## [Prompt]
Using the data below, copy each line that includes the word "Southern".

(Items from a figure collection)

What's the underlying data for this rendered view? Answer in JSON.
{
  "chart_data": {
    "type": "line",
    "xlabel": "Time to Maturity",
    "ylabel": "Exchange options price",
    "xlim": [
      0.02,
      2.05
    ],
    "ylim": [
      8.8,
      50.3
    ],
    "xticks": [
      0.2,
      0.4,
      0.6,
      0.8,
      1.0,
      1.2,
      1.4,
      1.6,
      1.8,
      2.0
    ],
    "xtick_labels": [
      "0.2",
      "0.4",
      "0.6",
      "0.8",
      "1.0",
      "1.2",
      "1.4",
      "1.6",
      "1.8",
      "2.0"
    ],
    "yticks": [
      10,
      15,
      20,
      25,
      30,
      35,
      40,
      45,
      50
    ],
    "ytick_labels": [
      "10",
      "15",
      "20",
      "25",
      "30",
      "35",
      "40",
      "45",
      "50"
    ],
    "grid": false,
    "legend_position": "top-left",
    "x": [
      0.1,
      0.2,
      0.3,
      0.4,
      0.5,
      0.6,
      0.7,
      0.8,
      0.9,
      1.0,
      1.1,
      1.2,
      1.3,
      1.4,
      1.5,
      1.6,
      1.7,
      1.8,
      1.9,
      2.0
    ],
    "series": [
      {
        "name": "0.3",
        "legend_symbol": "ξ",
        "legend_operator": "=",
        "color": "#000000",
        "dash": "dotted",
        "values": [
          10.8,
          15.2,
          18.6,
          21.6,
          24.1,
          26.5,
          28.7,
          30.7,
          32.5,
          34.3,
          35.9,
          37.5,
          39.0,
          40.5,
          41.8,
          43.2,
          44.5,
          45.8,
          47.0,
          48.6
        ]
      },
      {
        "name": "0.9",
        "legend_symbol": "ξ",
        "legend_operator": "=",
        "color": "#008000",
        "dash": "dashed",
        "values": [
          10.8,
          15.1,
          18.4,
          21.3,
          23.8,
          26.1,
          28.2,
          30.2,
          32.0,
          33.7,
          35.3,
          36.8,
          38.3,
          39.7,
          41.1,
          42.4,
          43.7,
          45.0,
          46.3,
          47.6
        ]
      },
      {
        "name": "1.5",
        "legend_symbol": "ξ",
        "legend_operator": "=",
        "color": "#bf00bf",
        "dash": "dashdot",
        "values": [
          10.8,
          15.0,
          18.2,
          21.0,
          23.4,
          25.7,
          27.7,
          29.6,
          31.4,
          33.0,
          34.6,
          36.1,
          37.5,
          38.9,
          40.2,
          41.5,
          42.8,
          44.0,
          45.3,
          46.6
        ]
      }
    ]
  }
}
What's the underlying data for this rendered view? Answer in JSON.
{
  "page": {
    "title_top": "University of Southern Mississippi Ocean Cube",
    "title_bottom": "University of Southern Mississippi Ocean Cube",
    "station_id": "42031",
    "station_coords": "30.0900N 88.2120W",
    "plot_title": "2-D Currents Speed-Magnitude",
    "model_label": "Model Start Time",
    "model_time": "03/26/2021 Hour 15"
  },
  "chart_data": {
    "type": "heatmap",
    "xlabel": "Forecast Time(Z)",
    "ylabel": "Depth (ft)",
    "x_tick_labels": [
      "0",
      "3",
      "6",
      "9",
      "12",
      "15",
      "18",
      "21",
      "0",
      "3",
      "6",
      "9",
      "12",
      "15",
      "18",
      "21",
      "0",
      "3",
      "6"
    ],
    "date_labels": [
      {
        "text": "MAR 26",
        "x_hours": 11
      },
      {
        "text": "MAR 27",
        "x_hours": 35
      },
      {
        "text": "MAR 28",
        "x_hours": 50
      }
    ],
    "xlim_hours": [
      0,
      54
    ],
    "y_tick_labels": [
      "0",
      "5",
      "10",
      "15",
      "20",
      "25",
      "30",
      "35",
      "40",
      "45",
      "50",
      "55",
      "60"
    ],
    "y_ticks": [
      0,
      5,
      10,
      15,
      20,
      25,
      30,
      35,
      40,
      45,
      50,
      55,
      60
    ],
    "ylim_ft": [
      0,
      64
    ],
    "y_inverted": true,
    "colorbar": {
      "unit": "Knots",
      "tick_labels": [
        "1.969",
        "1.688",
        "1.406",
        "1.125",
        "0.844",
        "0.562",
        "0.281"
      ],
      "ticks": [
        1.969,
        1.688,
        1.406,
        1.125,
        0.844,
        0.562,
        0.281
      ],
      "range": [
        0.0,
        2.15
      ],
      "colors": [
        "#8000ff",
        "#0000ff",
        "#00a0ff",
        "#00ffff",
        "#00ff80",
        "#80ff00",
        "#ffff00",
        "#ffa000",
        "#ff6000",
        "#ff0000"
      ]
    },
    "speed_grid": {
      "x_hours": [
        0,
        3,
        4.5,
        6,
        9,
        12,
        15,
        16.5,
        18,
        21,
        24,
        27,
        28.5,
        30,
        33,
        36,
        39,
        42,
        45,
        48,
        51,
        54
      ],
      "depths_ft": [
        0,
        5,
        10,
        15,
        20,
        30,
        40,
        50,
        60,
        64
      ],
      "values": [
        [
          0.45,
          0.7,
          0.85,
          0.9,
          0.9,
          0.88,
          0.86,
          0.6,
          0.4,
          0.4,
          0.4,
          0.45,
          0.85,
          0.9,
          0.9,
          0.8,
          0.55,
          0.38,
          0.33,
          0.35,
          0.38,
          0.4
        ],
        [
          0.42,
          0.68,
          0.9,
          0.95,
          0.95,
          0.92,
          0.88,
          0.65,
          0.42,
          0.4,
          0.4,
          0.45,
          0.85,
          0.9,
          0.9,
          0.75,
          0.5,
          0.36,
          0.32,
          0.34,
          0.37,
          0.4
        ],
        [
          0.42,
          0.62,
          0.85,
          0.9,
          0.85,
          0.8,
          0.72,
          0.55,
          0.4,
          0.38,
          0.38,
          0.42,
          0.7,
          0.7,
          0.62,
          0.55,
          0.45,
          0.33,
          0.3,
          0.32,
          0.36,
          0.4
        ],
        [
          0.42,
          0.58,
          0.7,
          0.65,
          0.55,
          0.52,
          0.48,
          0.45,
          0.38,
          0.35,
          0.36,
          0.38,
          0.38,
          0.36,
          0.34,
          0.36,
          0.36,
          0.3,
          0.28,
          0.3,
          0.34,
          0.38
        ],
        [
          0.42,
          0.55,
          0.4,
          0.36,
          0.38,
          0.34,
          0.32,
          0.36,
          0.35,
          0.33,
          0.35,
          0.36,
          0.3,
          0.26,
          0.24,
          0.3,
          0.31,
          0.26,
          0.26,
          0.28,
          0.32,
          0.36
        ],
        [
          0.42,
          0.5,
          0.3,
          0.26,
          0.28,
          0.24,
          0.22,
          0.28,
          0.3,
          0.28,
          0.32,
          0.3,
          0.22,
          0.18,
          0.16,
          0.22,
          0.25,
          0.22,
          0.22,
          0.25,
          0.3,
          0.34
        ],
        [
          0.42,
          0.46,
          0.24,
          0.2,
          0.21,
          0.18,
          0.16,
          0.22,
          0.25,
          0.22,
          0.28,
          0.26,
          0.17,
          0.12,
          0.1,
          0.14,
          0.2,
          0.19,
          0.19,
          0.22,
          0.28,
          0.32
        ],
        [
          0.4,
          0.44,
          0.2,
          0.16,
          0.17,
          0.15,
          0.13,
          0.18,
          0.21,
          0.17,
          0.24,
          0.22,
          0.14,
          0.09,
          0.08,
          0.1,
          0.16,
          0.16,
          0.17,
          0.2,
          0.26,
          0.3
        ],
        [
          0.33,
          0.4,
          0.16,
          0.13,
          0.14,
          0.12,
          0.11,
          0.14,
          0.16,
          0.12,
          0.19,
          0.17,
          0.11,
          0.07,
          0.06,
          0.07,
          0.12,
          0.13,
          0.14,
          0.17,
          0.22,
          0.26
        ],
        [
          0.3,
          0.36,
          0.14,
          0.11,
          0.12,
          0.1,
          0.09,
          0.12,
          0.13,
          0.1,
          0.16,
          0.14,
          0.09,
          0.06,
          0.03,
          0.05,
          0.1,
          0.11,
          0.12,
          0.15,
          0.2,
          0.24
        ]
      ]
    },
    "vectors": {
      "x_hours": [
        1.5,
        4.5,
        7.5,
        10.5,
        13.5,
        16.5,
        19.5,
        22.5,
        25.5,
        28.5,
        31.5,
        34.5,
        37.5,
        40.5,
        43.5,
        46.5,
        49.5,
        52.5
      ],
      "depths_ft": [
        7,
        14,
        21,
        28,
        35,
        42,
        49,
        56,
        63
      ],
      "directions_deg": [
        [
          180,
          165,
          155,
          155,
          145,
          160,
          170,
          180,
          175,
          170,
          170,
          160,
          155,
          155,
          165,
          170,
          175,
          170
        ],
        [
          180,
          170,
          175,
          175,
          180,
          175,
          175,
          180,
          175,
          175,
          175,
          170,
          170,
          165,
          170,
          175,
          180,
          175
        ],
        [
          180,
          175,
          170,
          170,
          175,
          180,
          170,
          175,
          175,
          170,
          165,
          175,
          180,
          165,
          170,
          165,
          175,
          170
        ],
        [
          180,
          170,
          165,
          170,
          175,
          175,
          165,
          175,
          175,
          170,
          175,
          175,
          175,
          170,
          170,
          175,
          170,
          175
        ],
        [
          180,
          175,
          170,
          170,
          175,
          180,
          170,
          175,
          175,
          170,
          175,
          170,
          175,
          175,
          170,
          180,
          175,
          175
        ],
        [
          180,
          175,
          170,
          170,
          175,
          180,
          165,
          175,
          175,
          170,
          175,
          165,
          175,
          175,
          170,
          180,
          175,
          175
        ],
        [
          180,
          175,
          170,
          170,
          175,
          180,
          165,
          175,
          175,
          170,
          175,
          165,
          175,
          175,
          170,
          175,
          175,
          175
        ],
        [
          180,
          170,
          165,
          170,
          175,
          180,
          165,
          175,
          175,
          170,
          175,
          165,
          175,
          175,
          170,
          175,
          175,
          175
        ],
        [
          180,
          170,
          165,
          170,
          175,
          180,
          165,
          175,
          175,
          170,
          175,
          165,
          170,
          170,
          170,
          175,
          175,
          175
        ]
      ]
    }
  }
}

## [Answer to this problem]
    "title_top": "University of Southern Mississippi Ocean Cube",
    "title_bottom": "University of Southern Mississippi Ocean Cube",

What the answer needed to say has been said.